-- Stated exercise --
Output each line of the material exactly as it stands.

◆ ◆ ◆

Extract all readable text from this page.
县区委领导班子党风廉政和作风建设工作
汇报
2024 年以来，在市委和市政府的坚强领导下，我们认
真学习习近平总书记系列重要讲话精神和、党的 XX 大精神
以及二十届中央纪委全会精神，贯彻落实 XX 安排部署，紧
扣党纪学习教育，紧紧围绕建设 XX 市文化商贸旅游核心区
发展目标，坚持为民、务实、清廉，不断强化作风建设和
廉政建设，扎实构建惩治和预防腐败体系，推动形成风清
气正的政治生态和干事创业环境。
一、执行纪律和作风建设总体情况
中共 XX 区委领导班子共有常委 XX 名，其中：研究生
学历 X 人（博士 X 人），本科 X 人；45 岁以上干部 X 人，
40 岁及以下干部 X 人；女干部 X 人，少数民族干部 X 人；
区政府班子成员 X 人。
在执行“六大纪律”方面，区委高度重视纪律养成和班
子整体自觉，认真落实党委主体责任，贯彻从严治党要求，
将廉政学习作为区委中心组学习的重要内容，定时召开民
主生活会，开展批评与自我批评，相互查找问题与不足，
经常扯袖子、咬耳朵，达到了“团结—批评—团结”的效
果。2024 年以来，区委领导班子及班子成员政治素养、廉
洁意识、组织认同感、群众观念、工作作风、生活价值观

◆ ◆ ◆

-- The solution --
Extract all readable text from this page.
县区委领导班子党风廉政和作风建设工作
汇报
2024 年以来，在市委和市政府的坚强领导下，我们认
真学习习近平总书记系列重要讲话精神和、党的 XX 大精神
以及二十届中央纪委全会精神，贯彻落实 XX 安排部署，紧
扣党纪学习教育，紧紧围绕建设 XX 市文化商贸旅游核心区
发展目标，坚持为民、务实、清廉，不断强化作风建设和
廉政建设，扎实构建惩治和预防腐败体系，推动形成风清
气正的政治生态和干事创业环境。
一、执行纪律和作风建设总体情况
中共 XX 区委领导班子共有常委 XX 名，其中：研究生
学历 X 人（博士 X 人），本科 X 人；45 岁以上干部 X 人，
40 岁及以下干部 X 人；女干部 X 人，少数民族干部 X 人；
区政府班子成员 X 人。
在执行“六大纪律”方面，区委高度重视纪律养成和班
子整体自觉，认真落实党委主体责任，贯彻从严治党要求，
将廉政学习作为区委中心组学习的重要内容，定时召开民
主生活会，开展批评与自我批评，相互查找问题与不足，
经常扯袖子、咬耳朵，达到了“团结—批评—团结”的效
果。2024 年以来，区委领导班子及班子成员政治素养、廉
洁意识、组织认同感、群众观念、工作作风、生活价值观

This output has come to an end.